* STATED EXERCISE *
Repeat exactly each line of the data provided below.

* RECORDS SUPPLIED *
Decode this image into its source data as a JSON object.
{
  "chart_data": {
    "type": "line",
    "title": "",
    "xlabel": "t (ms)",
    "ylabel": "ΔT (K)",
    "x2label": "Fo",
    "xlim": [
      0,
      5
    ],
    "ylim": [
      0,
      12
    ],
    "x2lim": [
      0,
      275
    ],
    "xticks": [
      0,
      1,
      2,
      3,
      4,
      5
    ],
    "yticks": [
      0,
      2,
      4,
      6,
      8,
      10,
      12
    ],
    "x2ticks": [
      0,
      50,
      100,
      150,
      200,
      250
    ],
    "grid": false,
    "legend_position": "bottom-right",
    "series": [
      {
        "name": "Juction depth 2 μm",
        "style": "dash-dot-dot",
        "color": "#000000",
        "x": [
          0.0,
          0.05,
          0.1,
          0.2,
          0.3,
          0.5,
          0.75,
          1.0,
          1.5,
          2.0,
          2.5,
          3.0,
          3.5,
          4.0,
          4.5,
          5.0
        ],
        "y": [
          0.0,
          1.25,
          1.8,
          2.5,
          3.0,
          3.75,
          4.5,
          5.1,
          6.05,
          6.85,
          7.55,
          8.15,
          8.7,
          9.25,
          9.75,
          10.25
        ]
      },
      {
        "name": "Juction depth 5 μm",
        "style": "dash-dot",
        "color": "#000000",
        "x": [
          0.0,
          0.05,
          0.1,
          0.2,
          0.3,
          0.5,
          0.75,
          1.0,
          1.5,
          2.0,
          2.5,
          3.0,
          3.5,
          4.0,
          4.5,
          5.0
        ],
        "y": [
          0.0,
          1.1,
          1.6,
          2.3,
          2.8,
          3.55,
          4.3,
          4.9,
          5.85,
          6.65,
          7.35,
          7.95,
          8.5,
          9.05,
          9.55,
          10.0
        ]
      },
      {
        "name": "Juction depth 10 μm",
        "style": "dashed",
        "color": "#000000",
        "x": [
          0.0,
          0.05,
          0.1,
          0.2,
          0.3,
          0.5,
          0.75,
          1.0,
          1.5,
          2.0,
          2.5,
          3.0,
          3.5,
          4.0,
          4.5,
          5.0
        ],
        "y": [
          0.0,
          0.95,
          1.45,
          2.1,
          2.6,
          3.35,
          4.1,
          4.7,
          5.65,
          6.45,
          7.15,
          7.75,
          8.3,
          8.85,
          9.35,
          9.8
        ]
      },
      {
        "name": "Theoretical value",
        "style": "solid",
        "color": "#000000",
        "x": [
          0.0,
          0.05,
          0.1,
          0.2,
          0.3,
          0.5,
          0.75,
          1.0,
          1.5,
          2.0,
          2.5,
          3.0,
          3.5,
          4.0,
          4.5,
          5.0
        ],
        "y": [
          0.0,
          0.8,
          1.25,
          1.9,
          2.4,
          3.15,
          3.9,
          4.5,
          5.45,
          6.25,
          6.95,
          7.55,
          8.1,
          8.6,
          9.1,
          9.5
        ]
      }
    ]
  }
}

* WRITTEN SOLUTION *
Decode this image into its source data as a JSON object.
{
  "chart_data": {
    "type": "line",
    "title": "",
    "xlabel": "t (ms)",
    "ylabel": "ΔT (K)",
    "x2label": "Fo",
    "xlim": [
      0,
      5
    ],
    "ylim": [
      0,
      12
    ],
    "x2lim": [
      0,
      275
    ],
    "xticks": [
      0,
      1,
      2,
      3,
      4,
      5
    ],
    "yticks": [
      0,
      2,
      4,
      6,
      8,
      10,
      12
    ],
    "x2ticks": [
      0,
      50,
      100,
      150,
      200,
      250
    ],
    "grid": false,
    "legend_position": "bottom-right",
    "series": [
      {
        "name": "Juction depth 2 μm",
        "style": "dash-dot-dot",
        "color": "#000000",
        "x": [
          0.0,
          0.05,
          0.1,
          0.2,
          0.3,
          0.5,
          0.75,
          1.0,
          1.5,
          2.0,
          2.5,
          3.0,
          3.5,
          4.0,
          4.5,
          5.0
        ],
        "y": [
          0.0,
          1.25,
          1.8,
          2.5,
          3.0,
          3.75,
          4.5,
          5.1,
          6.05,
          6.85,
          7.55,
          8.15,
          8.7,
          9.25,
          9.75,
          10.25
        ]
      },
      {
        "name": "Juction depth 5 μm",
        "style": "dash-dot",
        "color": "#000000",
        "x": [
          0.0,
          0.05,
          0.1,
          0.2,
          0.3,
          0.5,
          0.75,
          1.0,
          1.5,
          2.0,
          2.5,
          3.0,
          3.5,
          4.0,
          4.5,
          5.0
        ],
        "y": [
          0.0,
          1.1,
          1.6,
          2.3,
          2.8,
          3.55,
          4.3,
          4.9,
          5.85,
          6.65,
          7.35,
          7.95,
          8.5,
          9.05,
          9.55,
          10.0
        ]
      },
      {
        "name": "Juction depth 10 μm",
        "style": "dashed",
        "color": "#000000",
        "x": [
          0.0,
          0.05,
          0.1,
          0.2,
          0.3,
          0.5,
          0.75,
          1.0,
          1.5,
          2.0,
          2.5,
          3.0,
          3.5,
          4.0,
          4.5,
          5.0
        ],
        "y": [
          0.0,
          0.95,
          1.45,
          2.1,
          2.6,
          3.35,
          4.1,
          4.7,
          5.65,
          6.45,
          7.15,
          7.75,
          8.3,
          8.85,
          9.35,
          9.8
        ]
      },
      {
        "name": "Theoretical value",
        "style": "solid",
        "color": "#000000",
        "x": [
          0.0,
          0.05,
          0.1,
          0.2,
          0.3,
          0.5,
          0.75,
          1.0,
          1.5,
          2.0,
          2.5,
          3.0,
          3.5,
          4.0,
          4.5,
          5.0
        ],
        "y": [
          0.0,
          0.8,
          1.25,
          1.9,
          2.4,
          3.15,
          3.9,
          4.5,
          5.45,
          6.25,
          6.95,
          7.55,
          8.1,
          8.6,
          9.1,
          9.5
        ]
      }
    ]
  }
}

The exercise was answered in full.